### [Direction]
Repeat the full listing, word for word.

==========

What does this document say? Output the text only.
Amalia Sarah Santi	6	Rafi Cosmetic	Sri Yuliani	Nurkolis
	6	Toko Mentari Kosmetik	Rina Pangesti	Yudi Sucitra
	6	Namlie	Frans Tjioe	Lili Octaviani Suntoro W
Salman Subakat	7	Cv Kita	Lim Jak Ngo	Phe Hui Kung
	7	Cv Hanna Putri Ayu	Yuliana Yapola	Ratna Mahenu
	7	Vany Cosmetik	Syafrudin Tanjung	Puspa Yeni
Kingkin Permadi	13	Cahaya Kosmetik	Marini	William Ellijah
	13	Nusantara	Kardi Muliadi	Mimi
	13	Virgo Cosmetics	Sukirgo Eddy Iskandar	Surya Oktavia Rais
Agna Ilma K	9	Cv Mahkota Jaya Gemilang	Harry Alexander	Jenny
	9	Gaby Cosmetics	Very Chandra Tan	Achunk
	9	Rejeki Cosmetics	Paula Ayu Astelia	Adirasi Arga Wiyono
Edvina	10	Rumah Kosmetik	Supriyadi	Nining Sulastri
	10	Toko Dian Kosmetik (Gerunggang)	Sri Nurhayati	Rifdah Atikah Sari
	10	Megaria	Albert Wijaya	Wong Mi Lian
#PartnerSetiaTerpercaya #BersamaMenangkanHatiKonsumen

==========

### [Solution to the problem]
What does this document say? Output the text only.
Amalia Sarah Santi	6	Rafi Cosmetic	Sri Yuliani	Nurkolis
	6	Toko Mentari Kosmetik	Rina Pangesti	Yudi Sucitra
	6	Namlie	Frans Tjioe	Lili Octaviani Suntoro W
Salman Subakat	7	Cv Kita	Lim Jak Ngo	Phe Hui Kung
	7	Cv Hanna Putri Ayu	Yuliana Yapola	Ratna Mahenu
	7	Vany Cosmetik	Syafrudin Tanjung	Puspa Yeni
Kingkin Permadi	13	Cahaya Kosmetik	Marini	William Ellijah
	13	Nusantara	Kardi Muliadi	Mimi
	13	Virgo Cosmetics	Sukirgo Eddy Iskandar	Surya Oktavia Rais
Agna Ilma K	9	Cv Mahkota Jaya Gemilang	Harry Alexander	Jenny
	9	Gaby Cosmetics	Very Chandra Tan	Achunk
	9	Rejeki Cosmetics	Paula Ayu Astelia	Adirasi Arga Wiyono
Edvina	10	Rumah Kosmetik	Supriyadi	Nining Sulastri
	10	Toko Dian Kosmetik (Gerunggang)	Sri Nurhayati	Rifdah Atikah Sari
	10	Megaria	Albert Wijaya	Wong Mi Lian
#PartnerSetiaTerpercaya #BersamaMenangkanHatiKonsumen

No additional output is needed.